Data »
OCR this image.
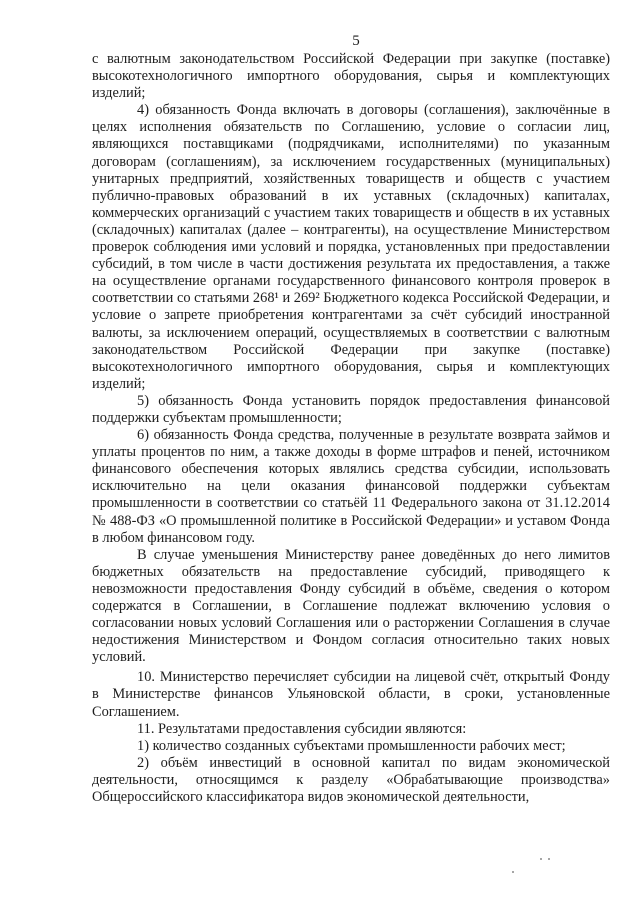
5

с валютным законодательством Российской Федерации при закупке (поставке) высокотехнологичного импортного оборудования, сырья и комплектующих изделий;

4) обязанность Фонда включать в договоры (соглашения), заключённые в целях исполнения обязательств по Соглашению, условие о согласии лиц, являющихся поставщиками (подрядчиками, исполнителями) по указанным договорам (соглашениям), за исключением государственных (муниципальных) унитарных предприятий, хозяйственных товариществ и обществ с участием публично-правовых образований в их уставных (складочных) капиталах, коммерческих организаций с участием таких товариществ и обществ в их уставных (складочных) капиталах (далее – контрагенты), на осуществление Министерством проверок соблюдения ими условий и порядка, установленных при предоставлении субсидий, в том числе в части достижения результата их предоставления, а также на осуществление органами государственного финансового контроля проверок в соответствии со статьями 268¹ и 269² Бюджетного кодекса Российской Федерации, и условие о запрете приобретения контрагентами за счёт субсидий иностранной валюты, за исключением операций, осуществляемых в соответствии с валютным законодательством Российской Федерации при закупке (поставке) высокотехнологичного импортного оборудования, сырья и комплектующих изделий;

5) обязанность Фонда установить порядок предоставления финансовой поддержки субъектам промышленности;

6) обязанность Фонда средства, полученные в результате возврата займов и уплаты процентов по ним, а также доходы в форме штрафов и пеней, источником финансового обеспечения которых являлись средства субсидии, использовать исключительно на цели оказания финансовой поддержки субъектам промышленности в соответствии со статьёй 11 Федерального закона от 31.12.2014 № 488-ФЗ «О промышленной политике в Российской Федерации» и уставом Фонда в любом финансовом году.

В случае уменьшения Министерству ранее доведённых до него лимитов бюджетных обязательств на предоставление субсидий, приводящего к невозможности предоставления Фонду субсидий в объёме, сведения о котором содержатся в Соглашении, в Соглашение подлежат включению условия о согласовании новых условий Соглашения или о расторжении Соглашения в случае недостижения Министерством и Фондом согласия относительно таких новых условий.

10. Министерство перечисляет субсидии на лицевой счёт, открытый Фонду в Министерстве финансов Ульяновской области, в сроки, установленные Соглашением.

11. Результатами предоставления субсидии являются:

1) количество созданных субъектами промышленности рабочих мест;

2) объём инвестиций в основной капитал по видам экономической деятельности, относящимся к разделу «Обрабатывающие производства» Общероссийского классификатора видов экономической деятельности,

Aim »
Copy each line from the records above that includes the string "финансовой".

Expected answer »
5) обязанность Фонда установить порядок предоставления финансовой поддержки субъектам промышленности;
6) обязанность Фонда средства, полученные в результате возврата займов и уплаты процентов по ним, а также доходы в форме штрафов и пеней, источником финансового обеспечения которых являлись средства субсидии, использовать исключительно на цели оказания финансовой поддержки субъектам промышленности в соответствии со статьёй 11 Федерального закона от 31.12.2014 № 488-ФЗ «О промышленной политике в Российской Федерации» и уставом Фонда в любом финансовом году.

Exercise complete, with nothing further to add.